Set task. Copy out each line of the data holding "Федеральным".

Records for this task.

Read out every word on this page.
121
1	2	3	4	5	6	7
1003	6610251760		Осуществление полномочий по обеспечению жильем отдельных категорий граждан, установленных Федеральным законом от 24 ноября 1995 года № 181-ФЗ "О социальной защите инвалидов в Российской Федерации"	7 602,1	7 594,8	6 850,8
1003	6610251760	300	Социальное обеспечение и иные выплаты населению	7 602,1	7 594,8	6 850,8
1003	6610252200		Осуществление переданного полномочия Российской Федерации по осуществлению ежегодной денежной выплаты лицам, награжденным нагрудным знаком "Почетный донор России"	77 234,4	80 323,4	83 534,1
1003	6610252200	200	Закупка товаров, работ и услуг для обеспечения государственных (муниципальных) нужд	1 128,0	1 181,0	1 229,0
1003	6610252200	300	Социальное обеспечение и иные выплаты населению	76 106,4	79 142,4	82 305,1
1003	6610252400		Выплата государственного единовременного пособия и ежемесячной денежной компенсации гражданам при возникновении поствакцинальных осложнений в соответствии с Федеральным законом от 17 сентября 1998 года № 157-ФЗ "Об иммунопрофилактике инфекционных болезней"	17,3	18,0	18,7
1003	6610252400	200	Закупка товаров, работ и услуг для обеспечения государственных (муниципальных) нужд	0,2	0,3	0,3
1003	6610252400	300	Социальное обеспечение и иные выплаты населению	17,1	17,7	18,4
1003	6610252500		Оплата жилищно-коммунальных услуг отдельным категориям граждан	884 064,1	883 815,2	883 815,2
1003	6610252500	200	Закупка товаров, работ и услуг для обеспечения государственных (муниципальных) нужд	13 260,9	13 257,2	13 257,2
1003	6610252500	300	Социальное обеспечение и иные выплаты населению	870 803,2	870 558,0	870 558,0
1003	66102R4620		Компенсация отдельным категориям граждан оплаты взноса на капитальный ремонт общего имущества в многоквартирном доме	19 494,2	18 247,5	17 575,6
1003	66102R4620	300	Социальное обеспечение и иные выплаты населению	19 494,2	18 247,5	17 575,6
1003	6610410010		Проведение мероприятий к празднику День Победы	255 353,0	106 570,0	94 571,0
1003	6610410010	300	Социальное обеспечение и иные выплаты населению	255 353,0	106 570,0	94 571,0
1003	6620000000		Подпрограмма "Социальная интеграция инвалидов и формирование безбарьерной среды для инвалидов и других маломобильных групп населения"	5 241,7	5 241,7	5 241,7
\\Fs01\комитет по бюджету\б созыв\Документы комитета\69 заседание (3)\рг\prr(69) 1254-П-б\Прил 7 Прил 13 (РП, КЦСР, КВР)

--

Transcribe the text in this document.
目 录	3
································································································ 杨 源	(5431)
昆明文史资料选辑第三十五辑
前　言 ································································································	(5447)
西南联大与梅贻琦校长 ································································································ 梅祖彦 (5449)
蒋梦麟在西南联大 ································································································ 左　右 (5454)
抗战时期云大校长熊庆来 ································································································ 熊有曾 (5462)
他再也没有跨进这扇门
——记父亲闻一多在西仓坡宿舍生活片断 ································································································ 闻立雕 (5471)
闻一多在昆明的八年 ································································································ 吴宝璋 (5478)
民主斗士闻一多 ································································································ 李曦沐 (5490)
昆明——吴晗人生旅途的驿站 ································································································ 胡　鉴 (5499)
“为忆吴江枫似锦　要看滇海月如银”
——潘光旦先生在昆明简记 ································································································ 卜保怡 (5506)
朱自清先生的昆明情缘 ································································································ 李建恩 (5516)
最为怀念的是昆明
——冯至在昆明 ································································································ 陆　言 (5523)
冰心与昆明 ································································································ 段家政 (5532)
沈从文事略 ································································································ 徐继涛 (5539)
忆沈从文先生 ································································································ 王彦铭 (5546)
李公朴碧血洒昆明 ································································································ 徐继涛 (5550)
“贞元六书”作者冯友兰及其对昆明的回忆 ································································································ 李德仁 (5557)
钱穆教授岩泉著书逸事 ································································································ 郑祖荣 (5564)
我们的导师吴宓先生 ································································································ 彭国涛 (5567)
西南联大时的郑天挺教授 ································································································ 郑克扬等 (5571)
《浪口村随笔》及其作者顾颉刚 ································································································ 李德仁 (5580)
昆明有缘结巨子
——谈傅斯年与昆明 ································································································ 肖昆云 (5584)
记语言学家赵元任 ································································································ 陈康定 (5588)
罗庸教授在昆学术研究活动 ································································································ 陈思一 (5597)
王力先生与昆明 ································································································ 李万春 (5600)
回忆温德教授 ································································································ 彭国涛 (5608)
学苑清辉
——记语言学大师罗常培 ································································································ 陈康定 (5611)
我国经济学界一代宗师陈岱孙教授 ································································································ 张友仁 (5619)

Answer below.
1003	6610251760		Осуществление полномочий по обеспечению жильем отдельных категорий граждан, установленных Федеральным законом от 24 ноября 1995 года № 181-ФЗ "О социальной защите инвалидов в Российской Федерации"	7 602,1	7 594,8	6 850,8
1003	6610252400		Выплата государственного единовременного пособия и ежемесячной денежной компенсации гражданам при возникновении поствакцинальных осложнений в соответствии с Федеральным законом от 17 сентября 1998 года № 157-ФЗ "Об иммунопрофилактике инфекционных болезней"	17,3	18,0	18,7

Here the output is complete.